-------- SOURCE RECORDS
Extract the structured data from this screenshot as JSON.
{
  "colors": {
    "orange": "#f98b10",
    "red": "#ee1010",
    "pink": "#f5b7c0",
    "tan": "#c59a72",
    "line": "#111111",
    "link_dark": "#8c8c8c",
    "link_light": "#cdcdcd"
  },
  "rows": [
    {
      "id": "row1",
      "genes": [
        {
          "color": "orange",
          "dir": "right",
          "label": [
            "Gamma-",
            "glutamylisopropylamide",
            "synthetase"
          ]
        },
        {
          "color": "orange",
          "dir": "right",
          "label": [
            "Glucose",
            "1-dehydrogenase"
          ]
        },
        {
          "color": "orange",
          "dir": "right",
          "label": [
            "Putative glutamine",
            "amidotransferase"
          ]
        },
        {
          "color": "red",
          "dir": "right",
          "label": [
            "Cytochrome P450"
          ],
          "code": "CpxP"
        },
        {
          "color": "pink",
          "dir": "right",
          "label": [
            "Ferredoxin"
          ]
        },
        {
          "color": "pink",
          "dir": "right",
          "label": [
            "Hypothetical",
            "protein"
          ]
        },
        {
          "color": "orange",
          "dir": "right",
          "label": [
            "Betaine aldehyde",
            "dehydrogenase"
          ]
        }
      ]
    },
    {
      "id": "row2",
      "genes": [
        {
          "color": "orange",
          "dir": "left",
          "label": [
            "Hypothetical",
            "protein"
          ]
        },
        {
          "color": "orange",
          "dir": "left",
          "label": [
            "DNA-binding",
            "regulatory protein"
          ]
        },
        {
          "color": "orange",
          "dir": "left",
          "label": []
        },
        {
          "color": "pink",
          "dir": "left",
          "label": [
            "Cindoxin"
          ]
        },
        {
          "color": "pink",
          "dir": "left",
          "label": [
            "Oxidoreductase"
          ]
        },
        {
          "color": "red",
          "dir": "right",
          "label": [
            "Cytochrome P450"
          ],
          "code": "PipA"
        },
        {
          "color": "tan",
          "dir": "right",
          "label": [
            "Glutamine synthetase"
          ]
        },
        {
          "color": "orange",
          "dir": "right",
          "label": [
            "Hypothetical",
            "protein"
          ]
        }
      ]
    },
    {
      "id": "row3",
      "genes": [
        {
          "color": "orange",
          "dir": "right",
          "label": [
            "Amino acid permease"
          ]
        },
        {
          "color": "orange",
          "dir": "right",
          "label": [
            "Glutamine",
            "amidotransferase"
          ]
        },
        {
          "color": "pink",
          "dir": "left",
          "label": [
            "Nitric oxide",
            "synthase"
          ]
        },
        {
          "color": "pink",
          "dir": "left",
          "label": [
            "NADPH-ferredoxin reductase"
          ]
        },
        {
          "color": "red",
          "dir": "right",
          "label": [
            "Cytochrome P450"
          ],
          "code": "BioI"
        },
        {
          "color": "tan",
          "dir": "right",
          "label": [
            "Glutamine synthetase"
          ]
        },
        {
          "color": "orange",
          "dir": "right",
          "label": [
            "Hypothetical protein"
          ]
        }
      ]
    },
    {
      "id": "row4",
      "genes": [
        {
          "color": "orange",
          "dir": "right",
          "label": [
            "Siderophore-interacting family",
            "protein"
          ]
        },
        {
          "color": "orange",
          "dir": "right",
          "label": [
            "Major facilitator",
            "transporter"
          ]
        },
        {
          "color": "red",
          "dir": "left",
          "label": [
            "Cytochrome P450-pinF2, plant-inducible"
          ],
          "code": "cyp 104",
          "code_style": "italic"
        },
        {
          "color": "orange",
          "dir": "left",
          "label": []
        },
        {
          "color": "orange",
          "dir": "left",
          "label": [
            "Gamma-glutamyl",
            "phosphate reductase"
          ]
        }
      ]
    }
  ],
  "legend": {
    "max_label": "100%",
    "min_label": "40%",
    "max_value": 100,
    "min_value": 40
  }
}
----------------
# TASK DETAILS
Could you restate every entry verbatim, please?

# WRITTEN RESPONSE
Extract the structured data from this screenshot as JSON.
{
  "colors": {
    "orange": "#f98b10",
    "red": "#ee1010",
    "pink": "#f5b7c0",
    "tan": "#c59a72",
    "line": "#111111",
    "link_dark": "#8c8c8c",
    "link_light": "#cdcdcd"
  },
  "rows": [
    {
      "id": "row1",
      "genes": [
        {
          "color": "orange",
          "dir": "right",
          "label": [
            "Gamma-",
            "glutamylisopropylamide",
            "synthetase"
          ]
        },
        {
          "color": "orange",
          "dir": "right",
          "label": [
            "Glucose",
            "1-dehydrogenase"
          ]
        },
        {
          "color": "orange",
          "dir": "right",
          "label": [
            "Putative glutamine",
            "amidotransferase"
          ]
        },
        {
          "color": "red",
          "dir": "right",
          "label": [
            "Cytochrome P450"
          ],
          "code": "CpxP"
        },
        {
          "color": "pink",
          "dir": "right",
          "label": [
            "Ferredoxin"
          ]
        },
        {
          "color": "pink",
          "dir": "right",
          "label": [
            "Hypothetical",
            "protein"
          ]
        },
        {
          "color": "orange",
          "dir": "right",
          "label": [
            "Betaine aldehyde",
            "dehydrogenase"
          ]
        }
      ]
    },
    {
      "id": "row2",
      "genes": [
        {
          "color": "orange",
          "dir": "left",
          "label": [
            "Hypothetical",
            "protein"
          ]
        },
        {
          "color": "orange",
          "dir": "left",
          "label": [
            "DNA-binding",
            "regulatory protein"
          ]
        },
        {
          "color": "orange",
          "dir": "left",
          "label": []
        },
        {
          "color": "pink",
          "dir": "left",
          "label": [
            "Cindoxin"
          ]
        },
        {
          "color": "pink",
          "dir": "left",
          "label": [
            "Oxidoreductase"
          ]
        },
        {
          "color": "red",
          "dir": "right",
          "label": [
            "Cytochrome P450"
          ],
          "code": "PipA"
        },
        {
          "color": "tan",
          "dir": "right",
          "label": [
            "Glutamine synthetase"
          ]
        },
        {
          "color": "orange",
          "dir": "right",
          "label": [
            "Hypothetical",
            "protein"
          ]
        }
      ]
    },
    {
      "id": "row3",
      "genes": [
        {
          "color": "orange",
          "dir": "right",
          "label": [
            "Amino acid permease"
          ]
        },
        {
          "color": "orange",
          "dir": "right",
          "label": [
            "Glutamine",
            "amidotransferase"
          ]
        },
        {
          "color": "pink",
          "dir": "left",
          "label": [
            "Nitric oxide",
            "synthase"
          ]
        },
        {
          "color": "pink",
          "dir": "left",
          "label": [
            "NADPH-ferredoxin reductase"
          ]
        },
        {
          "color": "red",
          "dir": "right",
          "label": [
            "Cytochrome P450"
          ],
          "code": "BioI"
        },
        {
          "color": "tan",
          "dir": "right",
          "label": [
            "Glutamine synthetase"
          ]
        },
        {
          "color": "orange",
          "dir": "right",
          "label": [
            "Hypothetical protein"
          ]
        }
      ]
    },
    {
      "id": "row4",
      "genes": [
        {
          "color": "orange",
          "dir": "right",
          "label": [
            "Siderophore-interacting family",
            "protein"
          ]
        },
        {
          "color": "orange",
          "dir": "right",
          "label": [
            "Major facilitator",
            "transporter"
          ]
        },
        {
          "color": "red",
          "dir": "left",
          "label": [
            "Cytochrome P450-pinF2, plant-inducible"
          ],
          "code": "cyp 104",
          "code_style": "italic"
        },
        {
          "color": "orange",
          "dir": "left",
          "label": []
        },
        {
          "color": "orange",
          "dir": "left",
          "label": [
            "Gamma-glutamyl",
            "phosphate reductase"
          ]
        }
      ]
    }
  ],
  "legend": {
    "max_label": "100%",
    "min_label": "40%",
    "max_value": 100,
    "min_value": 40
  }
}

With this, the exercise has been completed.